Provide nothing beyond the count of lines that include the string "displacement".

□ □ □ □ □

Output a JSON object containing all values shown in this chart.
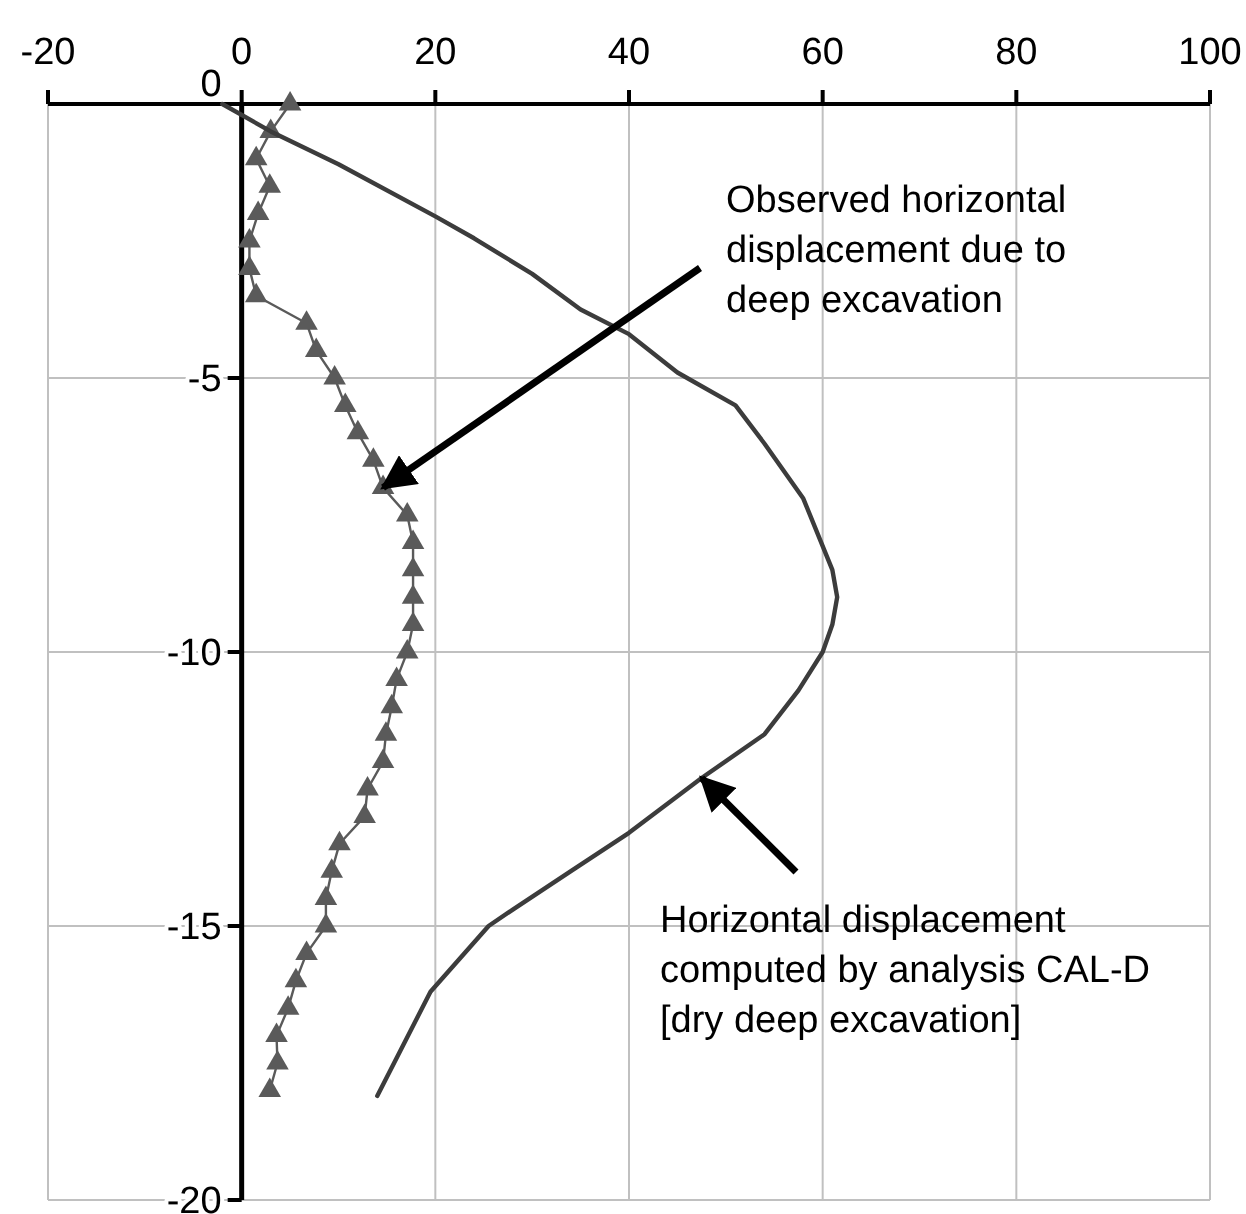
{
  "chart_data": {
    "type": "line",
    "xlim": [
      -20,
      100
    ],
    "xticks": [
      -20,
      0,
      20,
      40,
      60,
      80,
      100
    ],
    "ylim": [
      -20,
      0
    ],
    "yticks": [
      -20,
      -15,
      -10,
      -5,
      0
    ],
    "grid": true,
    "series": [
      {
        "color": "#5a5a5a",
        "marker": "triangle",
        "x": [
          5,
          3,
          1.5,
          2.9,
          1.7,
          0.8,
          0.8,
          1.5,
          6.7,
          7.7,
          9.6,
          10.7,
          12,
          13.6,
          14.6,
          17.1,
          17.7,
          17.7,
          17.7,
          17.7,
          17.1,
          16,
          15.5,
          14.9,
          14.6,
          13,
          12.7,
          10.1,
          9.3,
          8.7,
          8.7,
          6.7,
          5.6,
          4.8,
          3.6,
          3.7,
          2.9
        ],
        "values": [
          0,
          -0.5,
          -1,
          -1.5,
          -2,
          -2.5,
          -3,
          -3.5,
          -4,
          -4.5,
          -5,
          -5.5,
          -6,
          -6.5,
          -7,
          -7.5,
          -8,
          -8.5,
          -9,
          -9.5,
          -10,
          -10.5,
          -11,
          -11.5,
          -12,
          -12.5,
          -13,
          -13.5,
          -14,
          -14.5,
          -15,
          -15.5,
          -16,
          -16.5,
          -17,
          -17.5,
          -18
        ]
      },
      {
        "color": "#3c3c3c",
        "marker": "none",
        "x": [
          -2,
          3,
          10,
          20,
          24,
          30,
          35,
          40,
          45,
          51,
          54,
          58,
          61,
          61.5,
          61,
          60,
          57.5,
          54,
          47.5,
          40,
          34,
          28,
          25.5,
          19.5,
          14
        ],
        "values": [
          0,
          -0.5,
          -1.1,
          -2.05,
          -2.45,
          -3.1,
          -3.75,
          -4.2,
          -4.9,
          -5.5,
          -6.2,
          -7.2,
          -8.5,
          -9,
          -9.5,
          -10,
          -10.7,
          -11.5,
          -12.3,
          -13.3,
          -14,
          -14.7,
          -15,
          -16.2,
          -18.1
        ]
      }
    ],
    "annotations": [
      {
        "text": "Observed horizontal displacement due to deep excavation",
        "x": 14.6,
        "y": -7
      },
      {
        "text": "Horizontal displacement computed by analysis CAL-D [dry deep excavation]",
        "x": 47.5,
        "y": -12.3
      }
    ]
  }
}
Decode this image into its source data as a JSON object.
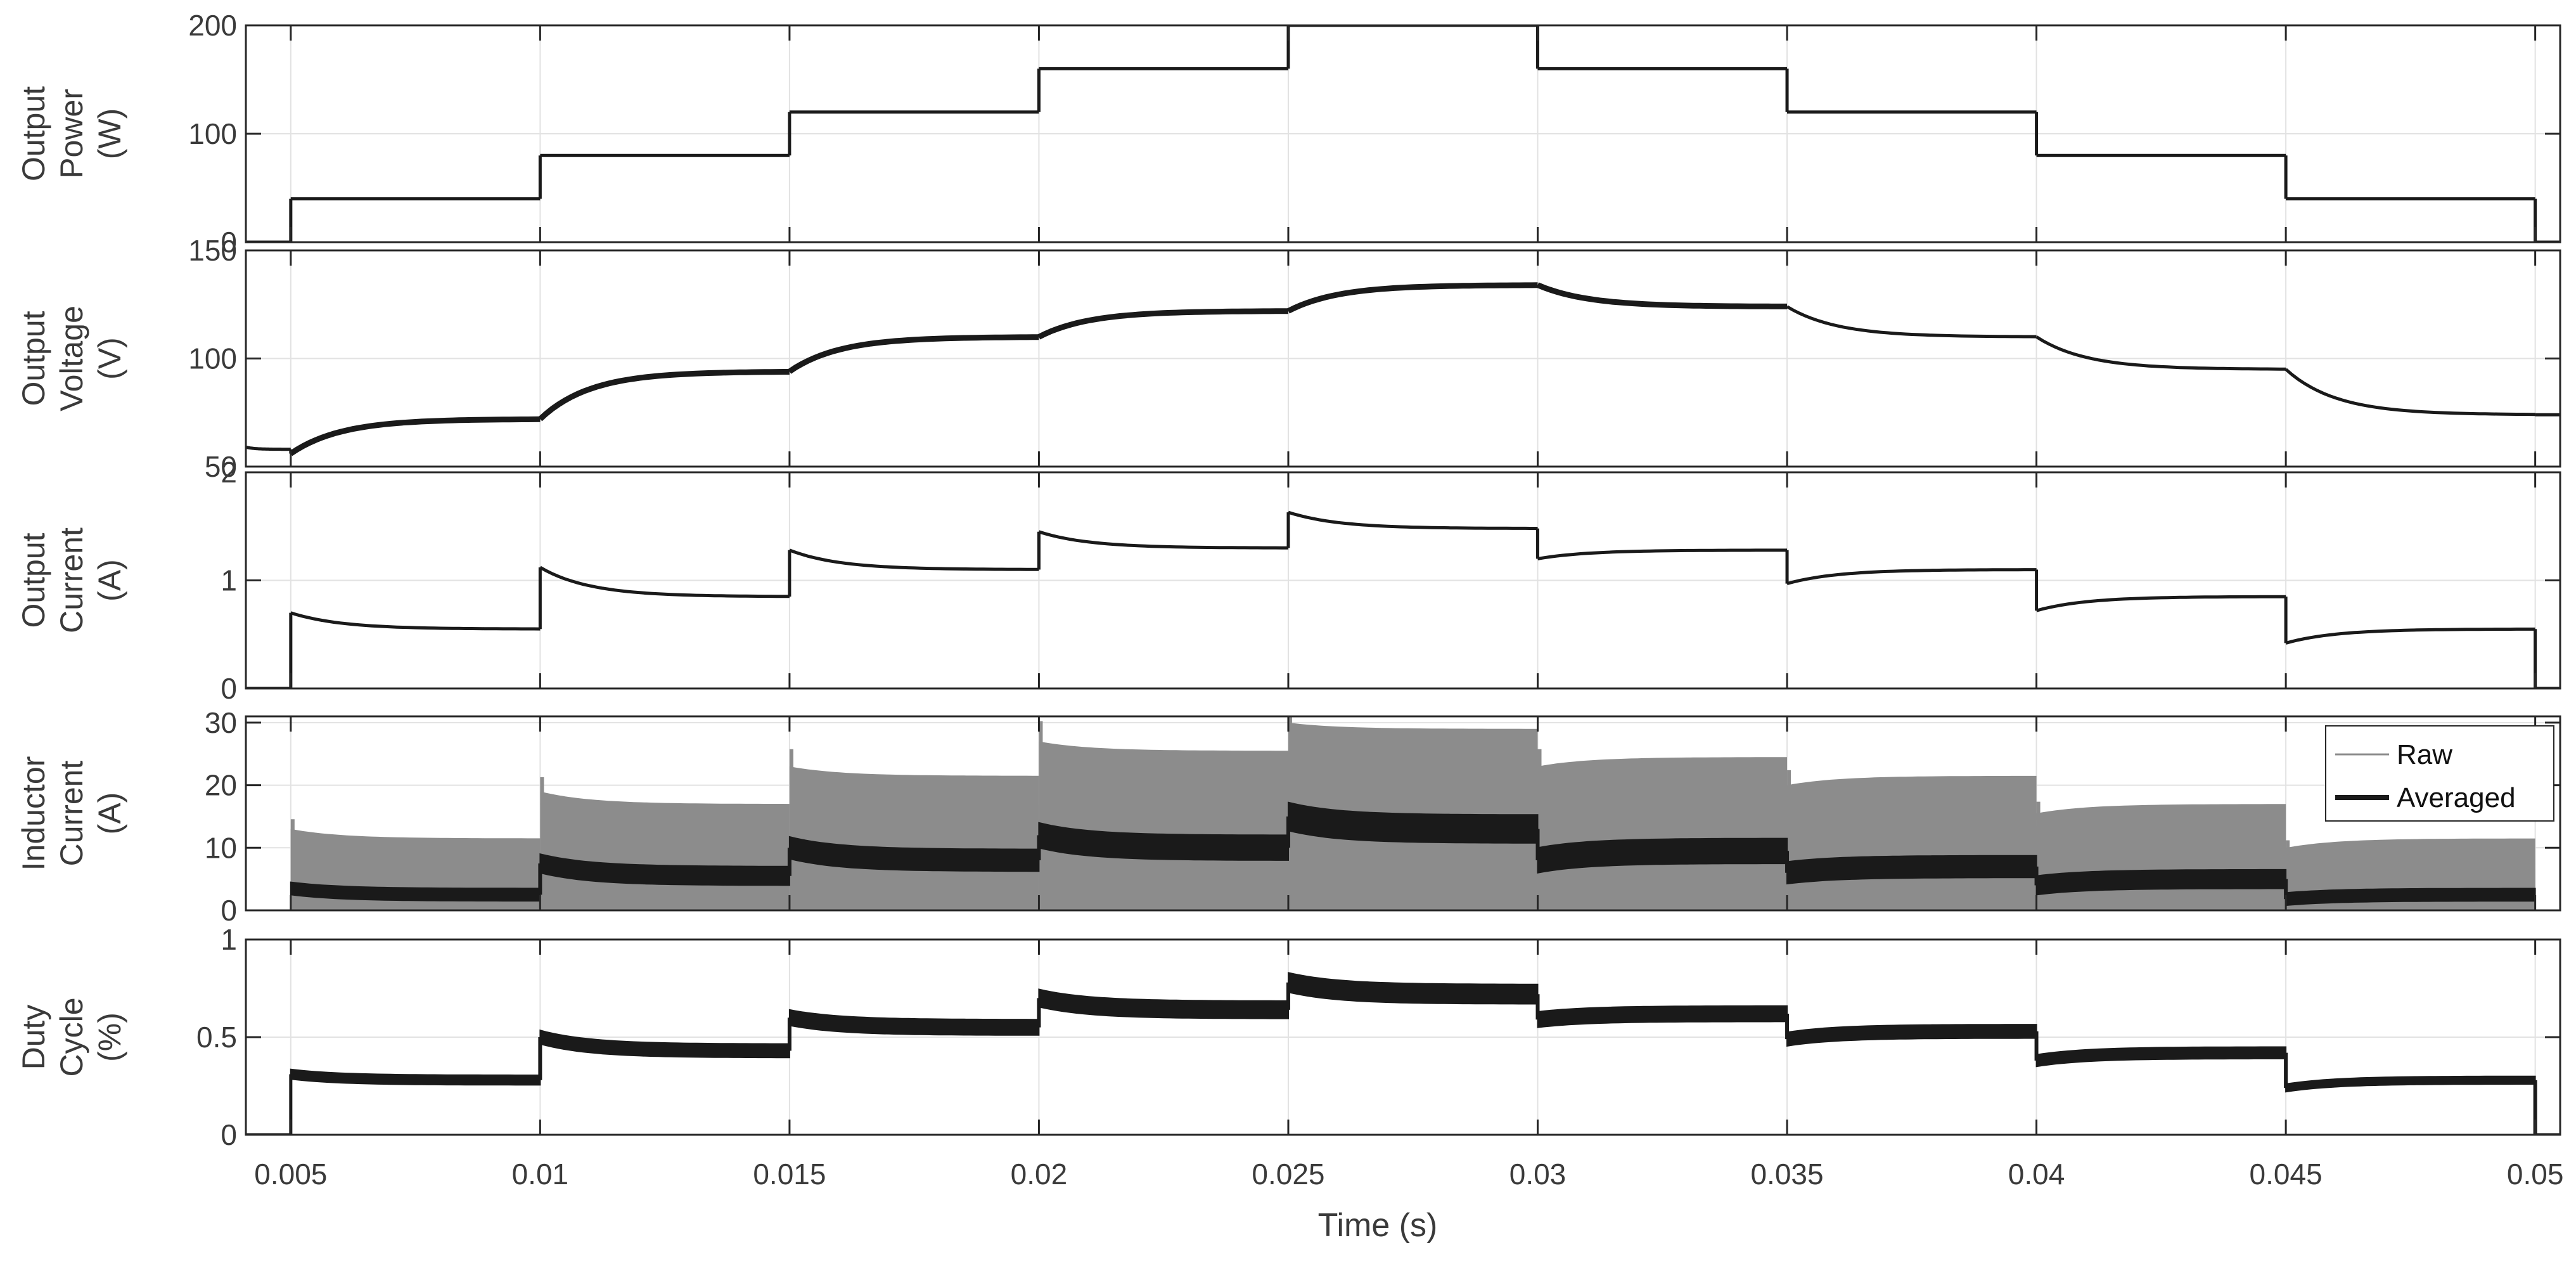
{
  "chart_data": {
    "type": "line",
    "xlabel": "Time (s)",
    "xlim": [
      0.0041,
      0.0505
    ],
    "x_ticks": [
      0.005,
      0.01,
      0.015,
      0.02,
      0.025,
      0.03,
      0.035,
      0.04,
      0.045,
      0.05
    ],
    "x_tick_labels": [
      "0.005",
      "0.01",
      "0.015",
      "0.02",
      "0.025",
      "0.03",
      "0.035",
      "0.04",
      "0.045",
      "0.05"
    ],
    "grid": true,
    "panels": [
      {
        "id": "power",
        "ylabel": [
          "Output",
          "Power",
          "(W)"
        ],
        "ylim": [
          0,
          200
        ],
        "y_ticks": [
          0,
          100,
          200
        ],
        "y_tick_labels": [
          "0",
          "100",
          "200"
        ],
        "series": [
          {
            "color": "#1a1a1a",
            "steps": [
              {
                "x0": 0.0041,
                "x1": 0.005,
                "v0": 0,
                "v1": 0
              },
              {
                "x0": 0.005,
                "x1": 0.01,
                "v0": 40,
                "v1": 40
              },
              {
                "x0": 0.01,
                "x1": 0.015,
                "v0": 80,
                "v1": 80
              },
              {
                "x0": 0.015,
                "x1": 0.02,
                "v0": 120,
                "v1": 120
              },
              {
                "x0": 0.02,
                "x1": 0.025,
                "v0": 160,
                "v1": 160
              },
              {
                "x0": 0.025,
                "x1": 0.03,
                "v0": 200,
                "v1": 200
              },
              {
                "x0": 0.03,
                "x1": 0.035,
                "v0": 160,
                "v1": 160
              },
              {
                "x0": 0.035,
                "x1": 0.04,
                "v0": 120,
                "v1": 120
              },
              {
                "x0": 0.04,
                "x1": 0.045,
                "v0": 80,
                "v1": 80
              },
              {
                "x0": 0.045,
                "x1": 0.05,
                "v0": 40,
                "v1": 40
              },
              {
                "x0": 0.05,
                "x1": 0.0505,
                "v0": 0,
                "v1": 0
              }
            ]
          }
        ]
      },
      {
        "id": "voltage",
        "ylabel": [
          "Output",
          "Voltage",
          "(V)"
        ],
        "ylim": [
          50,
          150
        ],
        "y_ticks": [
          50,
          100,
          150
        ],
        "y_tick_labels": [
          "50",
          "100",
          "150"
        ],
        "series": [
          {
            "color": "#1a1a1a",
            "steps": [
              {
                "x0": 0.0041,
                "x1": 0.005,
                "v0": 59,
                "v1": 58
              },
              {
                "x0": 0.005,
                "x1": 0.01,
                "v0": 56,
                "v1": 72
              },
              {
                "x0": 0.01,
                "x1": 0.015,
                "v0": 72,
                "v1": 94
              },
              {
                "x0": 0.015,
                "x1": 0.02,
                "v0": 94,
                "v1": 110
              },
              {
                "x0": 0.02,
                "x1": 0.025,
                "v0": 110,
                "v1": 122
              },
              {
                "x0": 0.025,
                "x1": 0.03,
                "v0": 122,
                "v1": 134
              },
              {
                "x0": 0.03,
                "x1": 0.035,
                "v0": 134,
                "v1": 124
              },
              {
                "x0": 0.035,
                "x1": 0.04,
                "v0": 124,
                "v1": 110
              },
              {
                "x0": 0.04,
                "x1": 0.045,
                "v0": 110,
                "v1": 95
              },
              {
                "x0": 0.045,
                "x1": 0.05,
                "v0": 95,
                "v1": 74
              },
              {
                "x0": 0.05,
                "x1": 0.0505,
                "v0": 74,
                "v1": 74
              }
            ]
          }
        ]
      },
      {
        "id": "current",
        "ylabel": [
          "Output",
          "Current",
          "(A)"
        ],
        "ylim": [
          0,
          2
        ],
        "y_ticks": [
          0,
          1,
          2
        ],
        "y_tick_labels": [
          "0",
          "1",
          "2"
        ],
        "series": [
          {
            "color": "#1a1a1a",
            "steps": [
              {
                "x0": 0.0041,
                "x1": 0.005,
                "v0": 0,
                "v1": 0
              },
              {
                "x0": 0.005,
                "x1": 0.01,
                "v0": 0.7,
                "v1": 0.55
              },
              {
                "x0": 0.01,
                "x1": 0.015,
                "v0": 1.12,
                "v1": 0.85
              },
              {
                "x0": 0.015,
                "x1": 0.02,
                "v0": 1.28,
                "v1": 1.1
              },
              {
                "x0": 0.02,
                "x1": 0.025,
                "v0": 1.45,
                "v1": 1.3
              },
              {
                "x0": 0.025,
                "x1": 0.03,
                "v0": 1.63,
                "v1": 1.48
              },
              {
                "x0": 0.03,
                "x1": 0.035,
                "v0": 1.2,
                "v1": 1.28
              },
              {
                "x0": 0.035,
                "x1": 0.04,
                "v0": 0.97,
                "v1": 1.1
              },
              {
                "x0": 0.04,
                "x1": 0.045,
                "v0": 0.72,
                "v1": 0.85
              },
              {
                "x0": 0.045,
                "x1": 0.05,
                "v0": 0.42,
                "v1": 0.55
              },
              {
                "x0": 0.05,
                "x1": 0.0505,
                "v0": 0,
                "v1": 0
              }
            ]
          }
        ]
      },
      {
        "id": "inductor",
        "ylabel": [
          "Inductor",
          "Current",
          "(A)"
        ],
        "ylim": [
          0,
          31
        ],
        "y_ticks": [
          0,
          10,
          20,
          30
        ],
        "y_tick_labels": [
          "0",
          "10",
          "20",
          "30"
        ],
        "legend": {
          "position": "right",
          "entries": [
            "Raw",
            "Averaged"
          ]
        },
        "series": [
          {
            "name": "Raw",
            "color": "#8c8c8c",
            "steps": [
              {
                "x0": 0.005,
                "x1": 0.01,
                "v0": 13,
                "v1": 11.5,
                "lo": 0
              },
              {
                "x0": 0.01,
                "x1": 0.015,
                "v0": 19,
                "v1": 17,
                "lo": 0
              },
              {
                "x0": 0.015,
                "x1": 0.02,
                "v0": 23,
                "v1": 21.5,
                "lo": 0
              },
              {
                "x0": 0.02,
                "x1": 0.025,
                "v0": 27,
                "v1": 25.5,
                "lo": 0
              },
              {
                "x0": 0.025,
                "x1": 0.03,
                "v0": 30,
                "v1": 29,
                "lo": 0
              },
              {
                "x0": 0.03,
                "x1": 0.035,
                "v0": 23,
                "v1": 24.5,
                "lo": 0
              },
              {
                "x0": 0.035,
                "x1": 0.04,
                "v0": 20,
                "v1": 21.5,
                "lo": 0
              },
              {
                "x0": 0.04,
                "x1": 0.045,
                "v0": 15.5,
                "v1": 17,
                "lo": 0
              },
              {
                "x0": 0.045,
                "x1": 0.05,
                "v0": 10,
                "v1": 11.5,
                "lo": 0
              }
            ]
          },
          {
            "name": "Averaged",
            "color": "#1a1a1a",
            "steps": [
              {
                "x0": 0.005,
                "x1": 0.01,
                "v0": 3.5,
                "v1": 2.5,
                "band": 2
              },
              {
                "x0": 0.01,
                "x1": 0.015,
                "v0": 7.5,
                "v1": 5.5,
                "band": 3
              },
              {
                "x0": 0.015,
                "x1": 0.02,
                "v0": 10,
                "v1": 8,
                "band": 3.5
              },
              {
                "x0": 0.02,
                "x1": 0.025,
                "v0": 12,
                "v1": 10,
                "band": 4
              },
              {
                "x0": 0.025,
                "x1": 0.03,
                "v0": 15,
                "v1": 13,
                "band": 4.5
              },
              {
                "x0": 0.03,
                "x1": 0.035,
                "v0": 8,
                "v1": 9.5,
                "band": 4
              },
              {
                "x0": 0.035,
                "x1": 0.04,
                "v0": 6,
                "v1": 7,
                "band": 3.5
              },
              {
                "x0": 0.04,
                "x1": 0.045,
                "v0": 4,
                "v1": 5,
                "band": 3
              },
              {
                "x0": 0.045,
                "x1": 0.05,
                "v0": 1.8,
                "v1": 2.5,
                "band": 2
              }
            ]
          }
        ]
      },
      {
        "id": "duty",
        "ylabel": [
          "Duty",
          "Cycle",
          "(%)"
        ],
        "ylim": [
          0,
          1
        ],
        "y_ticks": [
          0,
          0.5,
          1
        ],
        "y_tick_labels": [
          "0",
          "0.5",
          "1"
        ],
        "series": [
          {
            "color": "#1a1a1a",
            "steps": [
              {
                "x0": 0.0041,
                "x1": 0.005,
                "v0": 0,
                "v1": 0,
                "band": 0
              },
              {
                "x0": 0.005,
                "x1": 0.01,
                "v0": 0.31,
                "v1": 0.28,
                "band": 0.05
              },
              {
                "x0": 0.01,
                "x1": 0.015,
                "v0": 0.5,
                "v1": 0.43,
                "band": 0.07
              },
              {
                "x0": 0.015,
                "x1": 0.02,
                "v0": 0.6,
                "v1": 0.55,
                "band": 0.08
              },
              {
                "x0": 0.02,
                "x1": 0.025,
                "v0": 0.7,
                "v1": 0.64,
                "band": 0.09
              },
              {
                "x0": 0.025,
                "x1": 0.03,
                "v0": 0.78,
                "v1": 0.72,
                "band": 0.1
              },
              {
                "x0": 0.03,
                "x1": 0.035,
                "v0": 0.59,
                "v1": 0.62,
                "band": 0.08
              },
              {
                "x0": 0.035,
                "x1": 0.04,
                "v0": 0.49,
                "v1": 0.53,
                "band": 0.07
              },
              {
                "x0": 0.04,
                "x1": 0.045,
                "v0": 0.38,
                "v1": 0.42,
                "band": 0.06
              },
              {
                "x0": 0.045,
                "x1": 0.05,
                "v0": 0.24,
                "v1": 0.28,
                "band": 0.04
              },
              {
                "x0": 0.05,
                "x1": 0.0505,
                "v0": 0,
                "v1": 0,
                "band": 0
              }
            ]
          }
        ]
      }
    ]
  }
}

□ □ □ □ □

● Solution to this problem:
2